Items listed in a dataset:
'''
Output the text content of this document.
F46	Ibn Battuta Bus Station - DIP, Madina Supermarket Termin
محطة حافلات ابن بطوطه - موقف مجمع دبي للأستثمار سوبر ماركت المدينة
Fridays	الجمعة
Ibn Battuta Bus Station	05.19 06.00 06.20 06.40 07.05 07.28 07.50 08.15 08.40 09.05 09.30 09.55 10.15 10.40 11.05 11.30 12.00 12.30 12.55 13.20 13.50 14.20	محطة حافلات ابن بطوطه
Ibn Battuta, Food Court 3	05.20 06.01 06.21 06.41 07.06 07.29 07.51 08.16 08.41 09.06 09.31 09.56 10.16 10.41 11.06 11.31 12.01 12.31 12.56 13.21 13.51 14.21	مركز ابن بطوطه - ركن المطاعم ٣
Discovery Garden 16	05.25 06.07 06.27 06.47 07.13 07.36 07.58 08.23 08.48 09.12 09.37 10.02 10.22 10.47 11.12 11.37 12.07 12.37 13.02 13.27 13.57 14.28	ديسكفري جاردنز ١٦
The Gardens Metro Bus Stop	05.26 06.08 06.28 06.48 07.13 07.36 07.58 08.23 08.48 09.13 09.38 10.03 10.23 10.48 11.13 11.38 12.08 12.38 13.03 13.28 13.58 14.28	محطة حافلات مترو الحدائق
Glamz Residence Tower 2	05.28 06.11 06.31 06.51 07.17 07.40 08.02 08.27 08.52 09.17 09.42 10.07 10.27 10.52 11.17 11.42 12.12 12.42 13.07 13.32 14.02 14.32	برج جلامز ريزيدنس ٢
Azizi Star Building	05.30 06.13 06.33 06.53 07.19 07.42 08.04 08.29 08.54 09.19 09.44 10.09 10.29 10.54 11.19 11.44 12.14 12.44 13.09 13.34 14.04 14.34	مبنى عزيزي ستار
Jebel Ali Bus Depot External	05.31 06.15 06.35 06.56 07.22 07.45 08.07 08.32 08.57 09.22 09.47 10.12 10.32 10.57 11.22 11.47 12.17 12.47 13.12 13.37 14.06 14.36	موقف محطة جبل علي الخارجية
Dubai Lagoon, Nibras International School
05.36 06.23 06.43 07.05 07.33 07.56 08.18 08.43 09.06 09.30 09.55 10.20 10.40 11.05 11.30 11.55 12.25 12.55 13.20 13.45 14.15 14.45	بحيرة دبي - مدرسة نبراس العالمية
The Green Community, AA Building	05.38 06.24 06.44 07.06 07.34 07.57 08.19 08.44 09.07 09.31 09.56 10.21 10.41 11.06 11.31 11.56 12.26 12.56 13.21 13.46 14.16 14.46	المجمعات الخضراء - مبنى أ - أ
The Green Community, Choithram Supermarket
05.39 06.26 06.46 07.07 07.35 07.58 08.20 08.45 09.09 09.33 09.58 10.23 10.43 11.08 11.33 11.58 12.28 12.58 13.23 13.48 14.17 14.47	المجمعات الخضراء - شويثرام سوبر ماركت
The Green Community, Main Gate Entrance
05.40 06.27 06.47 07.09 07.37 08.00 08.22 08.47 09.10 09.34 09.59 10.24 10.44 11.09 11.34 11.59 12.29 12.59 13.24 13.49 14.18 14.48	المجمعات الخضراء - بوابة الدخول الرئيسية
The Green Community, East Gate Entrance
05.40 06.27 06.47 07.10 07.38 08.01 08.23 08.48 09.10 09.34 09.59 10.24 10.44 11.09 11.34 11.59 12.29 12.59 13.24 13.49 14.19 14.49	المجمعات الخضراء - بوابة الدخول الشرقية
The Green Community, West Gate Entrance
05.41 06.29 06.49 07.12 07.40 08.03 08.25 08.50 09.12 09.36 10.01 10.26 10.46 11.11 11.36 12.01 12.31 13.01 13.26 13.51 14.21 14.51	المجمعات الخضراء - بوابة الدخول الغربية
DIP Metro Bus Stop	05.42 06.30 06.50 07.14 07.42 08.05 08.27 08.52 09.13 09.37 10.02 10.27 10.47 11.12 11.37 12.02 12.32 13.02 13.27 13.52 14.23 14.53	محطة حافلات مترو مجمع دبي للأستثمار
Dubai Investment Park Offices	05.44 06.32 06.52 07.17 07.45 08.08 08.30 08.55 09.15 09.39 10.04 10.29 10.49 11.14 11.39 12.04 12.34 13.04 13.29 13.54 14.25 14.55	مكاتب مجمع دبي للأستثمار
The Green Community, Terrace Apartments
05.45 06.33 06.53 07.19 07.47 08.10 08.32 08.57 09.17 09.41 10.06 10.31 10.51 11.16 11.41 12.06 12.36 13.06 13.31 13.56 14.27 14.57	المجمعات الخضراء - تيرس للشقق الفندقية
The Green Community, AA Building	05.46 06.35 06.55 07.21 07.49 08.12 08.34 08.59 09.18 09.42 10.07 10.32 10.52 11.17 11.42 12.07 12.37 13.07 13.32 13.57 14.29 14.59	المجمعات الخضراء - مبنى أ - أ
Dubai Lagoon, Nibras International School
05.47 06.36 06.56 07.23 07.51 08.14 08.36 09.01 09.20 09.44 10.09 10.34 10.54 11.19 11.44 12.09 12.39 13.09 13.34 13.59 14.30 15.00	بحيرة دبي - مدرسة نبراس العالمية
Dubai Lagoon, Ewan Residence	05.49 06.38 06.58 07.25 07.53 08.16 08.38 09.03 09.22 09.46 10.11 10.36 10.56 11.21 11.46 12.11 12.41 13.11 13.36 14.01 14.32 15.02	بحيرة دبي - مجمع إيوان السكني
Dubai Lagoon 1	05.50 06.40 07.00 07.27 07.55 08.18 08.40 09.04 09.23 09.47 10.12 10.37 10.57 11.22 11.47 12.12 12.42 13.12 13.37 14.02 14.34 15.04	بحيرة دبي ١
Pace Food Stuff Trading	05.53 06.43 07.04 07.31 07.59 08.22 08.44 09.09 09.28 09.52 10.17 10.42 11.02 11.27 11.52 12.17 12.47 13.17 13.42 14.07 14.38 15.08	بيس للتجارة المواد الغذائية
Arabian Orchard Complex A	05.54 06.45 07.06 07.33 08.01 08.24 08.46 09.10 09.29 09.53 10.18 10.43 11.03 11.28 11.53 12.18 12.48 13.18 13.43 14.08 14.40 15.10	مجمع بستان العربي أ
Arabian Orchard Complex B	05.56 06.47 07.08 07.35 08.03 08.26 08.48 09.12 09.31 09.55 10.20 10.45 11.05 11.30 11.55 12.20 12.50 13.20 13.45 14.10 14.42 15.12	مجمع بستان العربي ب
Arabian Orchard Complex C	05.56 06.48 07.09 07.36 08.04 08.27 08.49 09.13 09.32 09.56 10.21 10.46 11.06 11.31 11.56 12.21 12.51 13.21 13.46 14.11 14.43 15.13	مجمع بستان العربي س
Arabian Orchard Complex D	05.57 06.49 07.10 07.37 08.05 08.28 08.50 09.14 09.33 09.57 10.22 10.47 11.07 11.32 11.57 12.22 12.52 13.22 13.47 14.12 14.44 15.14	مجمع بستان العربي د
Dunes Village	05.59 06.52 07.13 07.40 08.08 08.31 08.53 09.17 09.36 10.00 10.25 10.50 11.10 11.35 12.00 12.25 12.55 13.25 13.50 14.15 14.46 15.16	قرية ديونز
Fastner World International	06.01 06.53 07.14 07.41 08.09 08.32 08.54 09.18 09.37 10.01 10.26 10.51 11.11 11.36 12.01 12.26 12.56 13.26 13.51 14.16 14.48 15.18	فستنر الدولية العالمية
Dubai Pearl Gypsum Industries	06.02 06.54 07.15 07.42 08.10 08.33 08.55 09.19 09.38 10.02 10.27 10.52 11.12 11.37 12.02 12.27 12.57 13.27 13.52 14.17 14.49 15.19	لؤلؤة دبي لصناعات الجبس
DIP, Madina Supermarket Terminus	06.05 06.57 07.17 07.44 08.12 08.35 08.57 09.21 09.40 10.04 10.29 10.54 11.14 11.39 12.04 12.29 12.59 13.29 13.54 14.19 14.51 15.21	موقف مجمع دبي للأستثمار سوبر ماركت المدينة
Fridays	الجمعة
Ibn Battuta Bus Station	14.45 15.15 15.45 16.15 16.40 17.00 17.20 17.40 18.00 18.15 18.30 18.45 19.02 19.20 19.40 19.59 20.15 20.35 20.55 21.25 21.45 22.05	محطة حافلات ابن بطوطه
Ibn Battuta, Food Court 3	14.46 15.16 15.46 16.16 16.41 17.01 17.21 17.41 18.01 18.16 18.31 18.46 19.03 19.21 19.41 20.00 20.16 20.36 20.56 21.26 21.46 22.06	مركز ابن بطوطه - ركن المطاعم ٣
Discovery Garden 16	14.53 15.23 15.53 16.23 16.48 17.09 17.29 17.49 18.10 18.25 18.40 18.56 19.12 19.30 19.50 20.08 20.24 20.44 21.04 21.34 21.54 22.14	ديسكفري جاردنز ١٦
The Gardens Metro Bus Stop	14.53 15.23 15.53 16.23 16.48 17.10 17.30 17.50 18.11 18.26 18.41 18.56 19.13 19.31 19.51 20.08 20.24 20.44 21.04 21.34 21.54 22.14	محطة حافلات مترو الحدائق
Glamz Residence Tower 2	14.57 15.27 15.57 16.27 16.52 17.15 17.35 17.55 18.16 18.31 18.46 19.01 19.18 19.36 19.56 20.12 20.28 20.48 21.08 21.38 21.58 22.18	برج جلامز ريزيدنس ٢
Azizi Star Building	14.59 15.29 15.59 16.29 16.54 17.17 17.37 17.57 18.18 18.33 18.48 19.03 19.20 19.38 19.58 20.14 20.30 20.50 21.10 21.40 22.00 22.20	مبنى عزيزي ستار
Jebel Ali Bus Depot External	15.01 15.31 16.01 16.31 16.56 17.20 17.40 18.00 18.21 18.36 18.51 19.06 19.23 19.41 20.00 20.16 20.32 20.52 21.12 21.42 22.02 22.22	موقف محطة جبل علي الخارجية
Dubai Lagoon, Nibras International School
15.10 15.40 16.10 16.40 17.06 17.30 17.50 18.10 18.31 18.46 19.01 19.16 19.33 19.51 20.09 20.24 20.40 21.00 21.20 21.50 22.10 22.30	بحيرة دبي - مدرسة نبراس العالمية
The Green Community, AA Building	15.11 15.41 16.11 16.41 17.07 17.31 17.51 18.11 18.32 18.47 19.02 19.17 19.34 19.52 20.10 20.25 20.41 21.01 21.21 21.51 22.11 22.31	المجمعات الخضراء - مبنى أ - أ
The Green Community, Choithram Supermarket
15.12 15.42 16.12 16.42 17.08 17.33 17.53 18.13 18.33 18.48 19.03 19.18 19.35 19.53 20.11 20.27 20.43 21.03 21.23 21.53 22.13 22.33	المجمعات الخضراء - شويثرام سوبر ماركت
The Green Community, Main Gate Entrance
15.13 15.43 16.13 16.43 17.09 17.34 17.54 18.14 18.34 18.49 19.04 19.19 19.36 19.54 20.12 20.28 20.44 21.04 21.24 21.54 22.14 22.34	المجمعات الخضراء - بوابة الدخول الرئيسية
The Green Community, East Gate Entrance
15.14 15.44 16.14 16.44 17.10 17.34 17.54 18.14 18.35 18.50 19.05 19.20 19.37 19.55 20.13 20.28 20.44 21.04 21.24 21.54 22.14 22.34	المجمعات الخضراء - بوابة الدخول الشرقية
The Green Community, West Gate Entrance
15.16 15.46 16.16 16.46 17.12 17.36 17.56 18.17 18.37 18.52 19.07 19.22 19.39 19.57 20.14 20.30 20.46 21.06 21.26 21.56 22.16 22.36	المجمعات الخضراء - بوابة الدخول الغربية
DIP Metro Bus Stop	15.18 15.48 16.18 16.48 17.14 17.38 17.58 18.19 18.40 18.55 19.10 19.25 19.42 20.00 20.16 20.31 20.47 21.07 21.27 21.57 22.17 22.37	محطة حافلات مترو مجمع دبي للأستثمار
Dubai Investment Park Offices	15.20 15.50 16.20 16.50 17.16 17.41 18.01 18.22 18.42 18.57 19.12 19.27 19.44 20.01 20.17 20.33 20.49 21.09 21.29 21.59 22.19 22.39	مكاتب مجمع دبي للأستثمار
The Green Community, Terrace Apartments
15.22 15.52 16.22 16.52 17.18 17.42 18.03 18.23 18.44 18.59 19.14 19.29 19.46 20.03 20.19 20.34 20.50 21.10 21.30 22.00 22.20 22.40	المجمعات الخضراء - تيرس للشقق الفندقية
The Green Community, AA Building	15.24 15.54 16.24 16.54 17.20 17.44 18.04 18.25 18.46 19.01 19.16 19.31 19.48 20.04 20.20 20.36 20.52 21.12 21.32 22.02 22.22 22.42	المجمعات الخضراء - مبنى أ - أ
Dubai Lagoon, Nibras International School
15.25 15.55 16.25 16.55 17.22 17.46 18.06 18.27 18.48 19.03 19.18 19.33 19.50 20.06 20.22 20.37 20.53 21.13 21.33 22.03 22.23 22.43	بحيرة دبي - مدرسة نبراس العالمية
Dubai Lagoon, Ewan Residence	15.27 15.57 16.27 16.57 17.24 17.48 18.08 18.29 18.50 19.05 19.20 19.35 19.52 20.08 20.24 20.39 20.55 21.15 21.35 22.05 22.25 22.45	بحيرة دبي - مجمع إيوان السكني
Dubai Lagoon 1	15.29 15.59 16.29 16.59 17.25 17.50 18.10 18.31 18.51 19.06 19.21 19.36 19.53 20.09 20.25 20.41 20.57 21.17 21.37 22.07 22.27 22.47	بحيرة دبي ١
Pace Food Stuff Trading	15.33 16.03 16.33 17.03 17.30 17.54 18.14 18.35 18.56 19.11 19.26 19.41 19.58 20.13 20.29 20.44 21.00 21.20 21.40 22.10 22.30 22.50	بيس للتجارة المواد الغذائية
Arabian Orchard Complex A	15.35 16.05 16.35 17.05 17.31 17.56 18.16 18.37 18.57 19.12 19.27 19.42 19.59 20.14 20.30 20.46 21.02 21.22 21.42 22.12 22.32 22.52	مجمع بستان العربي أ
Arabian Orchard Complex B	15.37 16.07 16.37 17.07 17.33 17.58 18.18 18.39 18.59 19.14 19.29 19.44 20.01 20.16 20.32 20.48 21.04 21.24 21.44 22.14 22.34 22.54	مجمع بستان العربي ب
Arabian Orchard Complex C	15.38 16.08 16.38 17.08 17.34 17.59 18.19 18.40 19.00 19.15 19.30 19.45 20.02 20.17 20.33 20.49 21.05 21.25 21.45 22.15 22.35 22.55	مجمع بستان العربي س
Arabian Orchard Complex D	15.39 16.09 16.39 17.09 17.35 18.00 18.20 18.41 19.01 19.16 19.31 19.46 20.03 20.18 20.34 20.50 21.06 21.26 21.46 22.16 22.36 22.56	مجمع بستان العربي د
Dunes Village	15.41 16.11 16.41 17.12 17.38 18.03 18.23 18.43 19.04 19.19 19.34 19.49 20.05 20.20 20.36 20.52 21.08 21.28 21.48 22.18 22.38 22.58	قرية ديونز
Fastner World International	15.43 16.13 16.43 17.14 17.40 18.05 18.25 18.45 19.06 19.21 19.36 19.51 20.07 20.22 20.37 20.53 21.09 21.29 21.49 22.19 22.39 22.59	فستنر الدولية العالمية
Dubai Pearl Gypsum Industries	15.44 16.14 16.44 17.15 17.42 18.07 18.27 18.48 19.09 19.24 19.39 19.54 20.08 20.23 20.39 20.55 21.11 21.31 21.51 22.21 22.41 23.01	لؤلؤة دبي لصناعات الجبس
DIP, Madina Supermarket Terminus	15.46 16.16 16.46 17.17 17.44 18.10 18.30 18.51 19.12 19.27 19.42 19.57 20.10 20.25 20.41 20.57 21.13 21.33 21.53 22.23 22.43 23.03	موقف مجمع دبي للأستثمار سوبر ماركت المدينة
'''
→ REQUIREMENTS
Read through the entries and copy every line that includes "فستنر".

→ EXERCISE SOLUTION
Fastner World International	06.01 06.53 07.14 07.41 08.09 08.32 08.54 09.18 09.37 10.01 10.26 10.51 11.11 11.36 12.01 12.26 12.56 13.26 13.51 14.16 14.48 15.18	فستنر الدولية العالمية
Fastner World International	15.43 16.13 16.43 17.14 17.40 18.05 18.25 18.45 19.06 19.21 19.36 19.51 20.07 20.22 20.37 20.53 21.09 21.29 21.49 22.19 22.39 22.59	فستنر الدولية العالمية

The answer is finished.